*Data entries for graphics:*
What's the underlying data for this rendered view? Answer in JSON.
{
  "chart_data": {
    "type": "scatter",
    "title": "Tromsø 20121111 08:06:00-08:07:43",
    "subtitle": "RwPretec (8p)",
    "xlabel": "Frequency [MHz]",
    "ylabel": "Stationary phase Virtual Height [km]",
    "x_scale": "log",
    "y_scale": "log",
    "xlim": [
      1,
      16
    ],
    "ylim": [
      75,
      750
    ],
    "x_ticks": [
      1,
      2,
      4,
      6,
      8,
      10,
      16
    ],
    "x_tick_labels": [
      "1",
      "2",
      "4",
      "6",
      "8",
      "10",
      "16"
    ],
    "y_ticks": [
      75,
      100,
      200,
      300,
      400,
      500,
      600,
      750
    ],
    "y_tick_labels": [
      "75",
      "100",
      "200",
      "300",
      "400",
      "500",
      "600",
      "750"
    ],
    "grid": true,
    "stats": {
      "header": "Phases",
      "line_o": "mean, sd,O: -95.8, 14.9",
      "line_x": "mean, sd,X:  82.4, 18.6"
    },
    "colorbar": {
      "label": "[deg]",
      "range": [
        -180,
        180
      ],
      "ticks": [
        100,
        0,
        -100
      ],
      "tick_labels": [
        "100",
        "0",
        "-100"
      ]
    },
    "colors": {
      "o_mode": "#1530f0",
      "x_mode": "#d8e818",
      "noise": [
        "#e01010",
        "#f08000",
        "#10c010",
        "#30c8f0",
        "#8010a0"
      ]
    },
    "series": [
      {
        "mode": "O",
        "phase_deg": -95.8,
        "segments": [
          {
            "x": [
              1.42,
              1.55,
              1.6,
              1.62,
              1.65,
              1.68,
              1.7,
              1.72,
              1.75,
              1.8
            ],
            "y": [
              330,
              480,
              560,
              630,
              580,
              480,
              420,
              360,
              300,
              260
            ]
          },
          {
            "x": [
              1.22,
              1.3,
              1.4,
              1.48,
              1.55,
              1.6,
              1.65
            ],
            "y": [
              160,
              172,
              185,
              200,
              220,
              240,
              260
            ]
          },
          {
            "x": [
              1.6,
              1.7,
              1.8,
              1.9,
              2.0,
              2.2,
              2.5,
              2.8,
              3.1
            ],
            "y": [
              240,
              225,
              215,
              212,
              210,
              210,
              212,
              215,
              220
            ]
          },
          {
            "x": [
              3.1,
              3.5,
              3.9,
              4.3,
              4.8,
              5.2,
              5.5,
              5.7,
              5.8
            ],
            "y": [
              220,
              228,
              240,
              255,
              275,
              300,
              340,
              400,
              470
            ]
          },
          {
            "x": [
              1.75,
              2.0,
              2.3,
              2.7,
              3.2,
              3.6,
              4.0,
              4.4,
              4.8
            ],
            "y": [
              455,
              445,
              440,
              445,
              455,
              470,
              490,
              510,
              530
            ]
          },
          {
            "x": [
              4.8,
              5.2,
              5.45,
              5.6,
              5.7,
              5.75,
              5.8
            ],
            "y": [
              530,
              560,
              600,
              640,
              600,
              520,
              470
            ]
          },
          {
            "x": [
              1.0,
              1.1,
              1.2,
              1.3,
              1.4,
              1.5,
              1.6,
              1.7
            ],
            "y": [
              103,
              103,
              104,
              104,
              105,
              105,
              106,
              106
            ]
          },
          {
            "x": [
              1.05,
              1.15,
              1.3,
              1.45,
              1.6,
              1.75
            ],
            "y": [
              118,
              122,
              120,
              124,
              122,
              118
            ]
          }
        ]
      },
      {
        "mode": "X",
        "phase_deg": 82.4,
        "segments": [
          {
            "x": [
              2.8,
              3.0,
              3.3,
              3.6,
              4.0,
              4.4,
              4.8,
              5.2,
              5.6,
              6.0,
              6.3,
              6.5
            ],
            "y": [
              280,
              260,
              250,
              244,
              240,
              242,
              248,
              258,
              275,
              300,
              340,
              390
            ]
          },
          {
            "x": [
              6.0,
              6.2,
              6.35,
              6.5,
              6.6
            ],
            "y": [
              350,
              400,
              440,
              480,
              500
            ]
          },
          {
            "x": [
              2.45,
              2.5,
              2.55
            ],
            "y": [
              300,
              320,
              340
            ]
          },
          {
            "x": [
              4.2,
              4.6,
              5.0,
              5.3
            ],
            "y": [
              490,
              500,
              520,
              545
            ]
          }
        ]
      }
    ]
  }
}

*WRITTEN REQUEST:*
Count the lines that include the word "mean" and state the result as a bare number.

*EXERCISE RESPONSE:*
2